*Problem requirements*:
Each record that follows should be repeated exactly, minus any images.

[Entries with figure data]
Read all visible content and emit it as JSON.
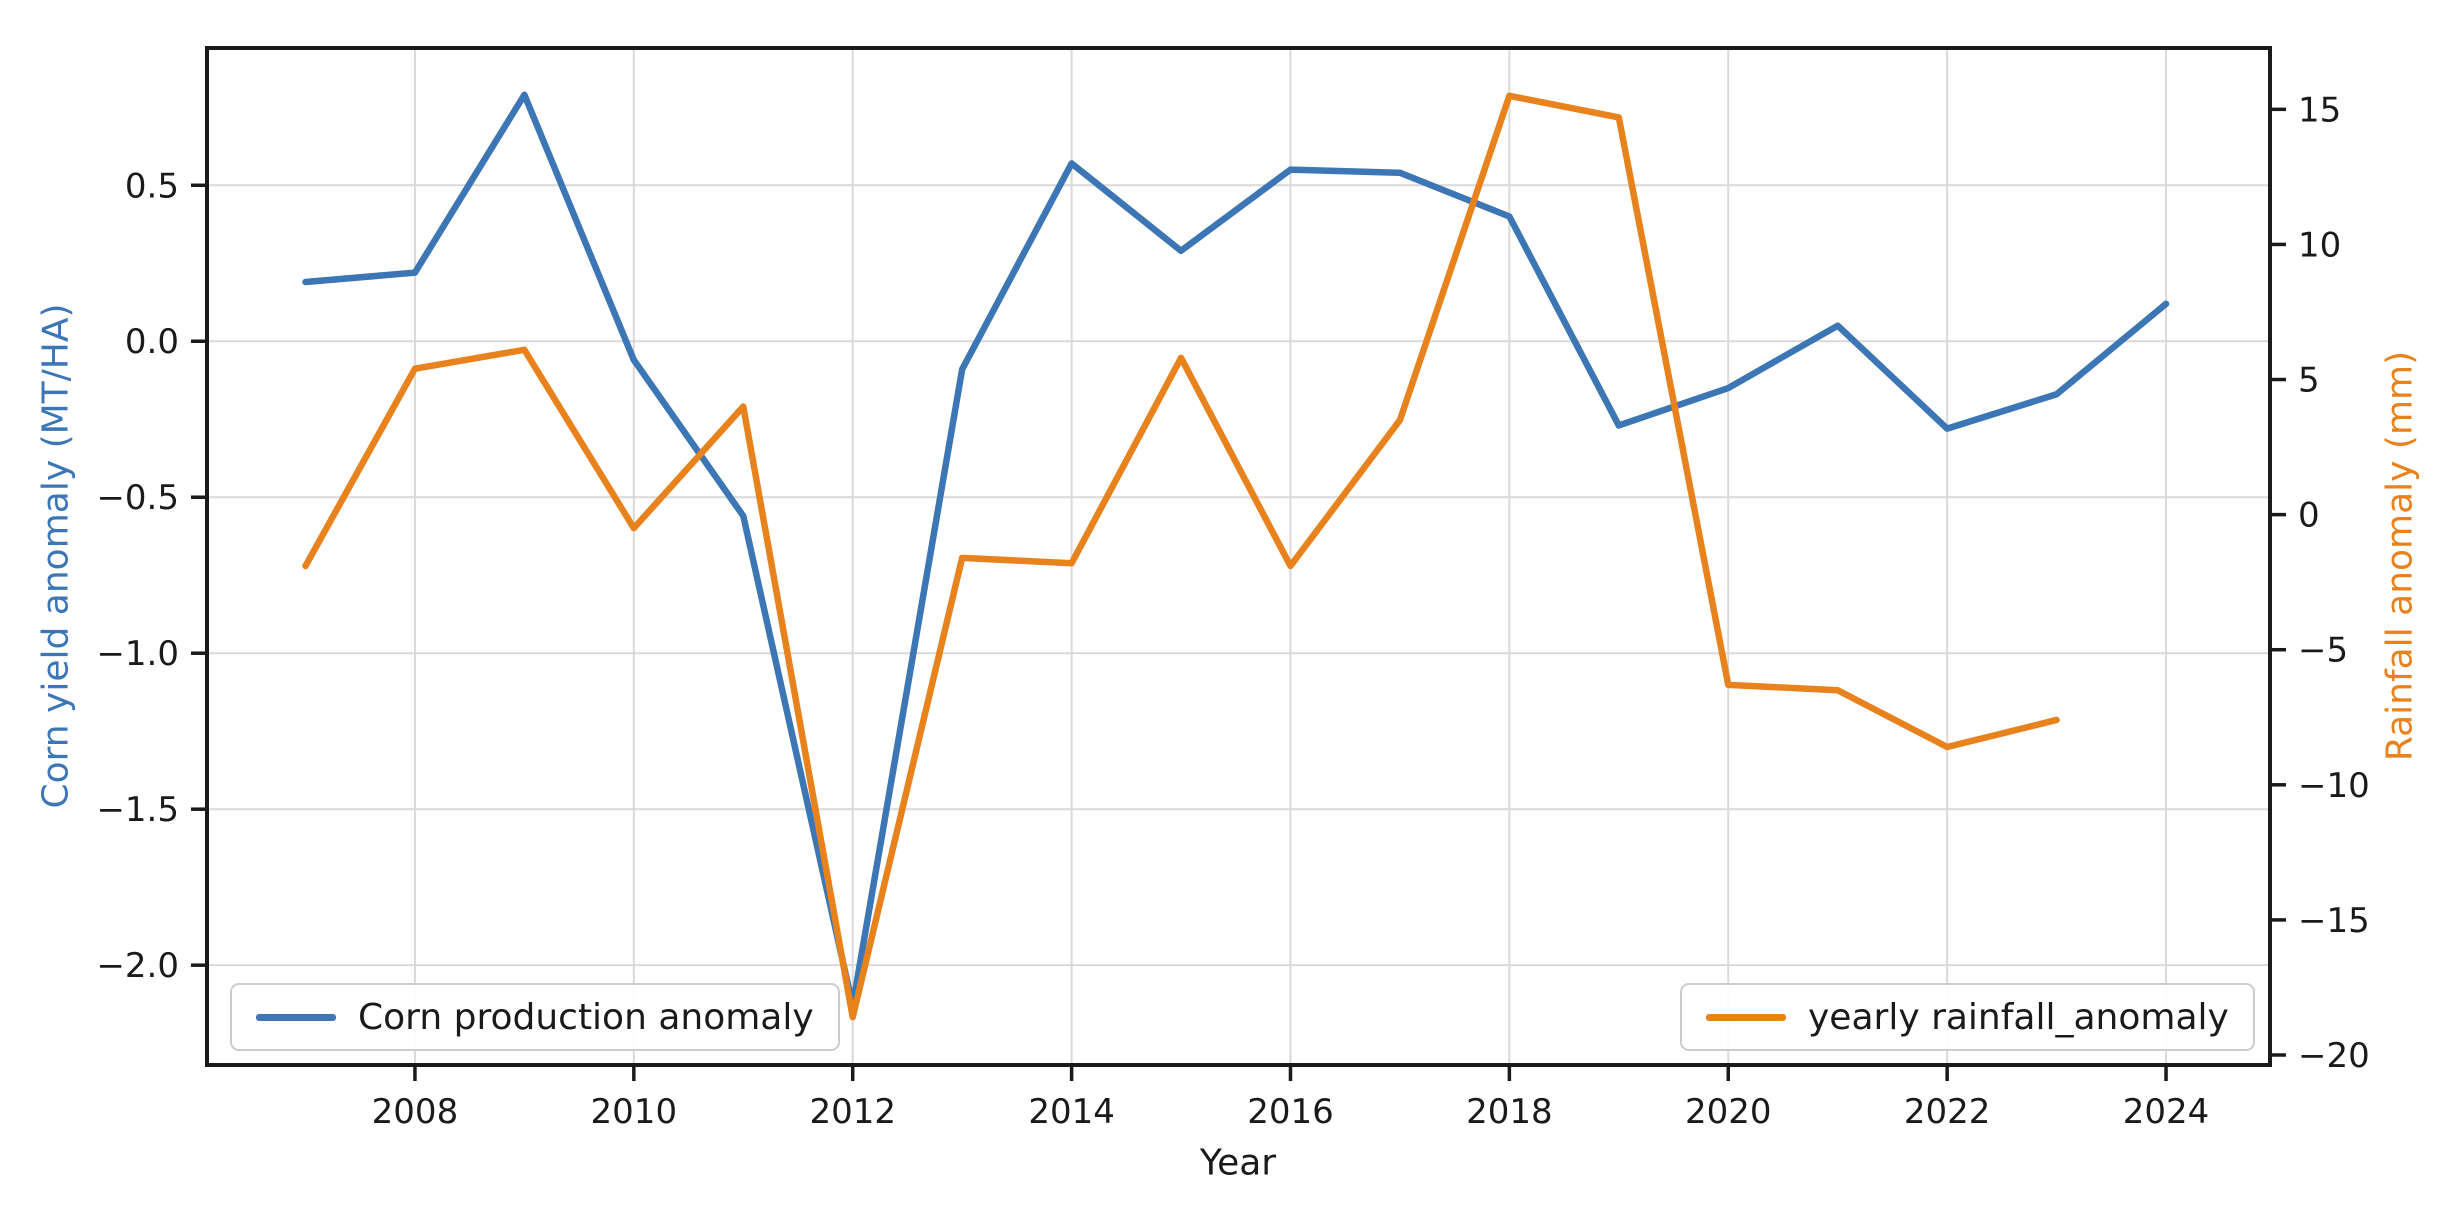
{
  "figure": {
    "background": "#ffffff",
    "text_color": "#1a1a1a",
    "grid_color": "#d9d9d9",
    "spine_color": "#1a1a1a"
  },
  "chart_data": {
    "type": "line",
    "title": "",
    "xlabel": "Year",
    "ylabel_left": "Corn yield anomaly (MT/HA)",
    "ylabel_right": "Rainfall anomaly (mm)",
    "x_ticks": [
      2008,
      2010,
      2012,
      2014,
      2016,
      2018,
      2020,
      2022,
      2024
    ],
    "y_ticks_left": [
      0.5,
      0.0,
      -0.5,
      -1.0,
      -1.5,
      -2.0
    ],
    "y_ticks_right": [
      15,
      10,
      5,
      0,
      -5,
      -10,
      -15,
      -20
    ],
    "xlim": [
      2006.1,
      2024.95
    ],
    "ylim_left": [
      -2.32,
      0.94
    ],
    "ylim_right": [
      -20.37,
      17.27
    ],
    "grid": true,
    "legend_position": [
      "lower left",
      "lower right"
    ],
    "series": [
      {
        "name": "Corn production anomaly",
        "axis": "left",
        "color": "#3d76b4",
        "x": [
          2007,
          2008,
          2009,
          2010,
          2011,
          2012,
          2013,
          2014,
          2015,
          2016,
          2017,
          2018,
          2019,
          2020,
          2021,
          2022,
          2023,
          2024
        ],
        "values": [
          0.19,
          0.22,
          0.79,
          -0.06,
          -0.56,
          -2.13,
          -0.09,
          0.57,
          0.29,
          0.55,
          0.54,
          0.4,
          -0.27,
          -0.15,
          0.05,
          -0.28,
          -0.17,
          0.12
        ]
      },
      {
        "name": "yearly rainfall_anomaly",
        "axis": "right",
        "color": "#e8821d",
        "x": [
          2007,
          2008,
          2009,
          2010,
          2011,
          2012,
          2013,
          2014,
          2015,
          2016,
          2017,
          2018,
          2019,
          2020,
          2021,
          2022,
          2023
        ],
        "values": [
          -1.9,
          5.4,
          6.1,
          -0.5,
          4.0,
          -18.6,
          -1.6,
          -1.8,
          5.8,
          -1.9,
          3.5,
          15.5,
          14.7,
          -6.3,
          -6.5,
          -8.6,
          -7.6
        ]
      }
    ]
  }
}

*In response*:
Read all visible content and emit it as JSON.
{
  "figure": {
    "background": "#ffffff",
    "text_color": "#1a1a1a",
    "grid_color": "#d9d9d9",
    "spine_color": "#1a1a1a"
  },
  "chart_data": {
    "type": "line",
    "title": "",
    "xlabel": "Year",
    "ylabel_left": "Corn yield anomaly (MT/HA)",
    "ylabel_right": "Rainfall anomaly (mm)",
    "x_ticks": [
      2008,
      2010,
      2012,
      2014,
      2016,
      2018,
      2020,
      2022,
      2024
    ],
    "y_ticks_left": [
      0.5,
      0.0,
      -0.5,
      -1.0,
      -1.5,
      -2.0
    ],
    "y_ticks_right": [
      15,
      10,
      5,
      0,
      -5,
      -10,
      -15,
      -20
    ],
    "xlim": [
      2006.1,
      2024.95
    ],
    "ylim_left": [
      -2.32,
      0.94
    ],
    "ylim_right": [
      -20.37,
      17.27
    ],
    "grid": true,
    "legend_position": [
      "lower left",
      "lower right"
    ],
    "series": [
      {
        "name": "Corn production anomaly",
        "axis": "left",
        "color": "#3d76b4",
        "x": [
          2007,
          2008,
          2009,
          2010,
          2011,
          2012,
          2013,
          2014,
          2015,
          2016,
          2017,
          2018,
          2019,
          2020,
          2021,
          2022,
          2023,
          2024
        ],
        "values": [
          0.19,
          0.22,
          0.79,
          -0.06,
          -0.56,
          -2.13,
          -0.09,
          0.57,
          0.29,
          0.55,
          0.54,
          0.4,
          -0.27,
          -0.15,
          0.05,
          -0.28,
          -0.17,
          0.12
        ]
      },
      {
        "name": "yearly rainfall_anomaly",
        "axis": "right",
        "color": "#e8821d",
        "x": [
          2007,
          2008,
          2009,
          2010,
          2011,
          2012,
          2013,
          2014,
          2015,
          2016,
          2017,
          2018,
          2019,
          2020,
          2021,
          2022,
          2023
        ],
        "values": [
          -1.9,
          5.4,
          6.1,
          -0.5,
          4.0,
          -18.6,
          -1.6,
          -1.8,
          5.8,
          -1.9,
          3.5,
          15.5,
          14.7,
          -6.3,
          -6.5,
          -8.6,
          -7.6
        ]
      }
    ]
  }
}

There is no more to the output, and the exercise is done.